§ SET PROBLEM
A verbatim copy of the records is required, with all pictures left out.

#### RECORDS FOR THE EXERCISE ####

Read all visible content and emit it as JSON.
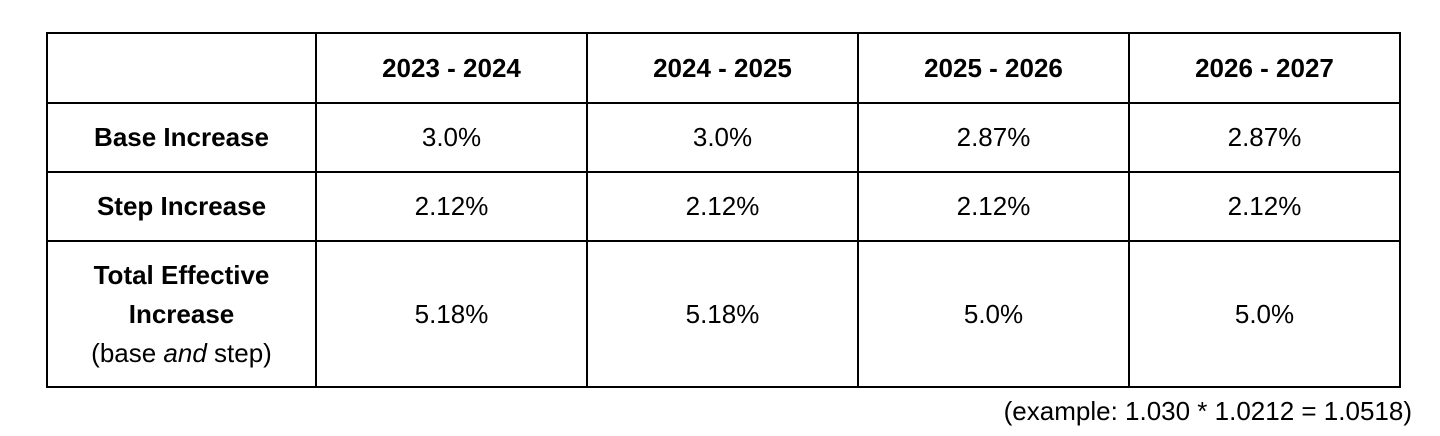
{
  "table": {
    "columns": [
      "2023 - 2024",
      "2024 - 2025",
      "2025 - 2026",
      "2026 - 2027"
    ],
    "rows": [
      {
        "label": "Base Increase",
        "values": [
          "3.0%",
          "3.0%",
          "2.87%",
          "2.87%"
        ]
      },
      {
        "label": "Step Increase",
        "values": [
          "2.12%",
          "2.12%",
          "2.12%",
          "2.12%"
        ]
      },
      {
        "label_line1": "Total Effective",
        "label_line2": "Increase",
        "note_before": "(base ",
        "note_emphasis": "and",
        "note_after": " step)",
        "values": [
          "5.18%",
          "5.18%",
          "5.0%",
          "5.0%"
        ]
      }
    ]
  },
  "footnote": "(example: 1.030 * 1.0212 = 1.0518)"
}
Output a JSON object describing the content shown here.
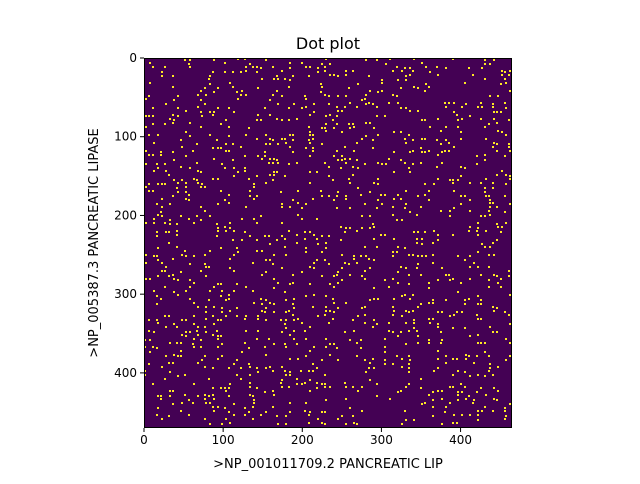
{
  "chart_data": {
    "type": "heatmap",
    "title": "Dot plot",
    "xlabel": ">NP_001011709.2 PANCREATIC LIP",
    "ylabel": ">NP_005387.3 PANCREATIC LIPASE",
    "xlim": [
      0,
      465
    ],
    "ylim": [
      470,
      0
    ],
    "x_ticks": [
      0,
      100,
      200,
      300,
      400
    ],
    "y_ticks": [
      0,
      100,
      200,
      300,
      400
    ],
    "x_tick_labels": [
      "0",
      "100",
      "200",
      "300",
      "400"
    ],
    "y_tick_labels": [
      "0",
      "100",
      "200",
      "300",
      "400"
    ],
    "colormap": "viridis",
    "values_present": [
      0,
      1
    ],
    "background_color": "#440154",
    "match_color": "#fde725",
    "grid": false,
    "legend": "none"
  }
}
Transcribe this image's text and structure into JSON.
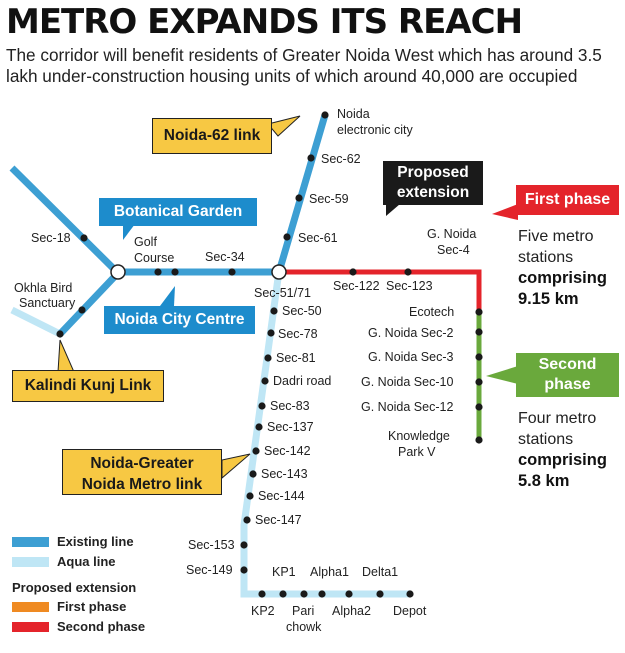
{
  "headline": "METRO EXPANDS ITS REACH",
  "subheadline": "The corridor will benefit residents of Greater Noida West which has around 3.5 lakh under-construction housing units of which around 40,000 are occupied",
  "colors": {
    "existing_line": "#3d9fd3",
    "aqua_line": "#bfe6f5",
    "first_phase": "#ef8a22",
    "second_phase": "#e4242b",
    "extension_green": "#6aa93c",
    "callout_yellow": "#f7c843",
    "callout_blue": "#1d8ccc",
    "proposed_box": "#1a1a1a"
  },
  "callouts": {
    "noida62": "Noida-62 link",
    "botanical": "Botanical Garden",
    "city_centre": "Noida City Centre",
    "kalindi": "Kalindi Kunj Link",
    "ngnm_1": "Noida-Greater",
    "ngnm_2": "Noida Metro link",
    "proposed_1": "Proposed",
    "proposed_2": "extension"
  },
  "stations": {
    "noida_ec_1": "Noida",
    "noida_ec_2": "electronic city",
    "sec62": "Sec-62",
    "sec59": "Sec-59",
    "sec61": "Sec-61",
    "sec18": "Sec-18",
    "golf_1": "Golf",
    "golf_2": "Course",
    "sec34": "Sec-34",
    "okhla_1": "Okhla Bird",
    "okhla_2": "Sanctuary",
    "sec51": "Sec-51/71",
    "sec122": "Sec-122",
    "sec123": "Sec-123",
    "gn4_1": "G. Noida",
    "gn4_2": "Sec-4",
    "ecotech": "Ecotech",
    "gn2": "G. Noida Sec-2",
    "gn3": "G. Noida Sec-3",
    "gn10": "G. Noida Sec-10",
    "gn12": "G. Noida Sec-12",
    "kp5_1": "Knowledge",
    "kp5_2": "Park V",
    "sec50": "Sec-50",
    "sec78": "Sec-78",
    "sec81": "Sec-81",
    "dadri": "Dadri road",
    "sec83": "Sec-83",
    "sec137": "Sec-137",
    "sec142": "Sec-142",
    "sec143": "Sec-143",
    "sec144": "Sec-144",
    "sec147": "Sec-147",
    "sec153": "Sec-153",
    "sec149": "Sec-149",
    "kp1": "KP1",
    "alpha1": "Alpha1",
    "delta1": "Delta1",
    "kp2": "KP2",
    "pari_1": "Pari",
    "pari_2": "chowk",
    "alpha2": "Alpha2",
    "depot": "Depot"
  },
  "first_phase": {
    "title": "First phase",
    "line1": "Five metro",
    "line2": "stations",
    "line3": "comprising",
    "line4": "9.15 km"
  },
  "second_phase": {
    "title_1": "Second",
    "title_2": "phase",
    "line1": "Four metro",
    "line2": "stations",
    "line3": "comprising",
    "line4": "5.8 km"
  },
  "legend": {
    "existing": "Existing line",
    "aqua": "Aqua line",
    "proposed_heading": "Proposed extension",
    "first": "First phase",
    "second": "Second phase"
  }
}
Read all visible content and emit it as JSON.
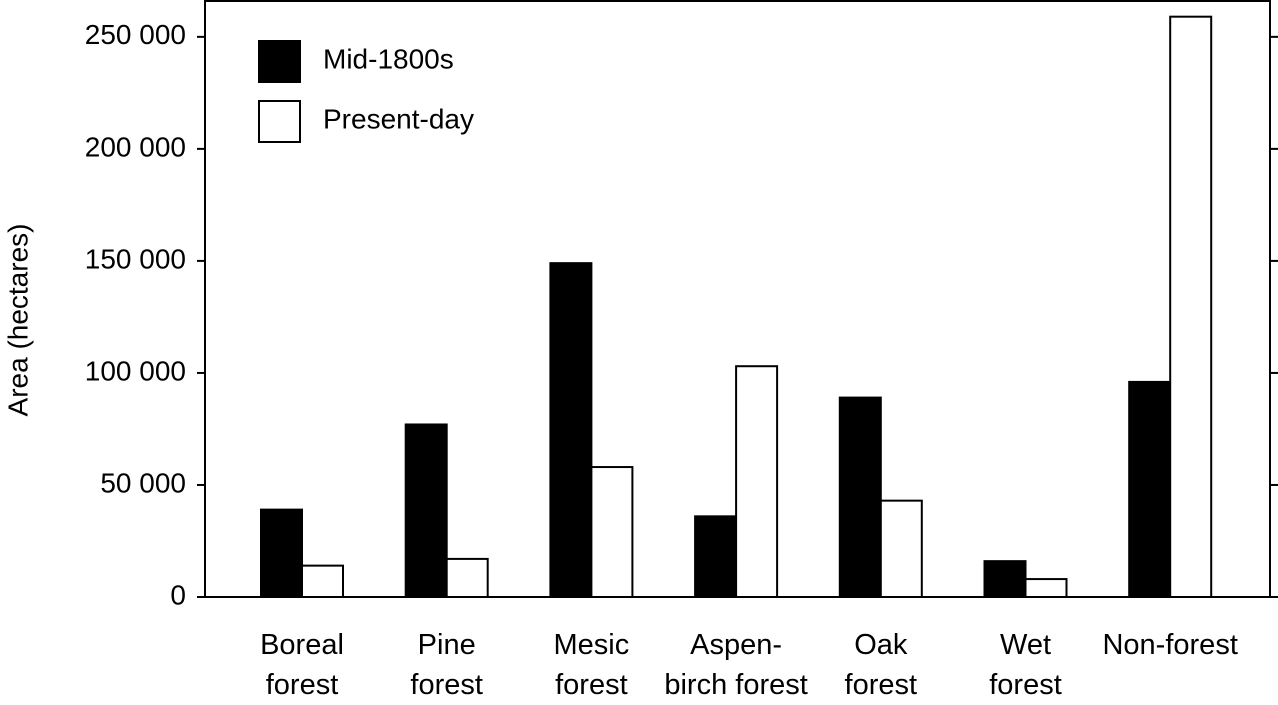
{
  "chart_data": {
    "type": "bar",
    "y_label": "Area (hectares)",
    "categories": [
      "Boreal\nforest",
      "Pine\nforest",
      "Mesic\nforest",
      "Aspen-\nbirch forest",
      "Oak\nforest",
      "Wet\nforest",
      "Non-forest"
    ],
    "series": [
      {
        "name": "Mid-1800s",
        "color": "#000000",
        "values": [
          39000,
          77000,
          149000,
          36000,
          89000,
          16000,
          96000
        ]
      },
      {
        "name": "Present-day",
        "color": "#ffffff",
        "values": [
          14000,
          17000,
          58000,
          103000,
          43000,
          8000,
          259000
        ]
      }
    ],
    "ylim": [
      0,
      266000
    ],
    "yticks": [
      0,
      {
        "value": 50000,
        "label": "50 000"
      },
      {
        "value": 100000,
        "label": "100 000"
      },
      {
        "value": 150000,
        "label": "150 000"
      },
      {
        "value": 200000,
        "label": "200 000"
      },
      {
        "value": 250000,
        "label": "250 000"
      }
    ],
    "legend": "upper-left"
  }
}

####

§ ANSWER TO THE PROBLEM
Read all visible content and emit it as JSON.
{
  "table": {
    "columns": [
      "2023 - 2024",
      "2024 - 2025",
      "2025 - 2026",
      "2026 - 2027"
    ],
    "rows": [
      {
        "label": "Base Increase",
        "values": [
          "3.0%",
          "3.0%",
          "2.87%",
          "2.87%"
        ]
      },
      {
        "label": "Step Increase",
        "values": [
          "2.12%",
          "2.12%",
          "2.12%",
          "2.12%"
        ]
      },
      {
        "label_line1": "Total Effective",
        "label_line2": "Increase",
        "note_before": "(base ",
        "note_emphasis": "and",
        "note_after": " step)",
        "values": [
          "5.18%",
          "5.18%",
          "5.0%",
          "5.0%"
        ]
      }
    ]
  },
  "footnote": "(example: 1.030 * 1.0212 = 1.0518)"
}
Output a JSON object describing the content shown here.
{
  "chart_data": {
    "type": "heatmap",
    "title": "Dot plot",
    "xlabel": ">NP_001011709.2 PANCREATIC LIP",
    "ylabel": ">NP_005387.3 PANCREATIC LIPASE",
    "xlim": [
      0,
      465
    ],
    "ylim": [
      470,
      0
    ],
    "x_ticks": [
      0,
      100,
      200,
      300,
      400
    ],
    "y_ticks": [
      0,
      100,
      200,
      300,
      400
    ],
    "x_tick_labels": [
      "0",
      "100",
      "200",
      "300",
      "400"
    ],
    "y_tick_labels": [
      "0",
      "100",
      "200",
      "300",
      "400"
    ],
    "colormap": "viridis",
    "values_present": [
      0,
      1
    ],
    "background_color": "#440154",
    "match_color": "#fde725",
    "grid": false,
    "legend": "none"
  }
}
Transcribe this image's text and structure into JSON.
{
  "headline": "METRO EXPANDS ITS REACH",
  "subheadline": "The corridor will benefit residents of Greater Noida West which has around 3.5 lakh under-construction housing units of which around 40,000 are occupied",
  "colors": {
    "existing_line": "#3d9fd3",
    "aqua_line": "#bfe6f5",
    "first_phase": "#ef8a22",
    "second_phase": "#e4242b",
    "extension_green": "#6aa93c",
    "callout_yellow": "#f7c843",
    "callout_blue": "#1d8ccc",
    "proposed_box": "#1a1a1a"
  },
  "callouts": {
    "noida62": "Noida-62 link",
    "botanical": "Botanical Garden",
    "city_centre": "Noida City Centre",
    "kalindi": "Kalindi Kunj Link",
    "ngnm_1": "Noida-Greater",
    "ngnm_2": "Noida Metro link",
    "proposed_1": "Proposed",
    "proposed_2": "extension"
  },
  "stations": {
    "noida_ec_1": "Noida",
    "noida_ec_2": "electronic city",
    "sec62": "Sec-62",
    "sec59": "Sec-59",
    "sec61": "Sec-61",
    "sec18": "Sec-18",
    "golf_1": "Golf",
    "golf_2": "Course",
    "sec34": "Sec-34",
    "okhla_1": "Okhla Bird",
    "okhla_2": "Sanctuary",
    "sec51": "Sec-51/71",
    "sec122": "Sec-122",
    "sec123": "Sec-123",
    "gn4_1": "G. Noida",
    "gn4_2": "Sec-4",
    "ecotech": "Ecotech",
    "gn2": "G. Noida Sec-2",
    "gn3": "G. Noida Sec-3",
    "gn10": "G. Noida Sec-10",
    "gn12": "G. Noida Sec-12",
    "kp5_1": "Knowledge",
    "kp5_2": "Park V",
    "sec50": "Sec-50",
    "sec78": "Sec-78",
    "sec81": "Sec-81",
    "dadri": "Dadri road",
    "sec83": "Sec-83",
    "sec137": "Sec-137",
    "sec142": "Sec-142",
    "sec143": "Sec-143",
    "sec144": "Sec-144",
    "sec147": "Sec-147",
    "sec153": "Sec-153",
    "sec149": "Sec-149",
    "kp1": "KP1",
    "alpha1": "Alpha1",
    "delta1": "Delta1",
    "kp2": "KP2",
    "pari_1": "Pari",
    "pari_2": "chowk",
    "alpha2": "Alpha2",
    "depot": "Depot"
  },
  "first_phase": {
    "title": "First phase",
    "line1": "Five metro",
    "line2": "stations",
    "line3": "comprising",
    "line4": "9.15 km"
  },
  "second_phase": {
    "title_1": "Second",
    "title_2": "phase",
    "line1": "Four metro",
    "line2": "stations",
    "line3": "comprising",
    "line4": "5.8 km"
  },
  "legend": {
    "existing": "Existing line",
    "aqua": "Aqua line",
    "proposed_heading": "Proposed extension",
    "first": "First phase",
    "second": "Second phase"
  }
}
Read all visible content and emit it as JSON.
{
  "chart_data": {
    "type": "bar",
    "y_label": "Area (hectares)",
    "categories": [
      "Boreal\nforest",
      "Pine\nforest",
      "Mesic\nforest",
      "Aspen-\nbirch forest",
      "Oak\nforest",
      "Wet\nforest",
      "Non-forest"
    ],
    "series": [
      {
        "name": "Mid-1800s",
        "color": "#000000",
        "values": [
          39000,
          77000,
          149000,
          36000,
          89000,
          16000,
          96000
        ]
      },
      {
        "name": "Present-day",
        "color": "#ffffff",
        "values": [
          14000,
          17000,
          58000,
          103000,
          43000,
          8000,
          259000
        ]
      }
    ],
    "ylim": [
      0,
      266000
    ],
    "yticks": [
      0,
      {
        "value": 50000,
        "label": "50 000"
      },
      {
        "value": 100000,
        "label": "100 000"
      },
      {
        "value": 150000,
        "label": "150 000"
      },
      {
        "value": 200000,
        "label": "200 000"
      },
      {
        "value": 250000,
        "label": "250 000"
      }
    ],
    "legend": "upper-left"
  }
}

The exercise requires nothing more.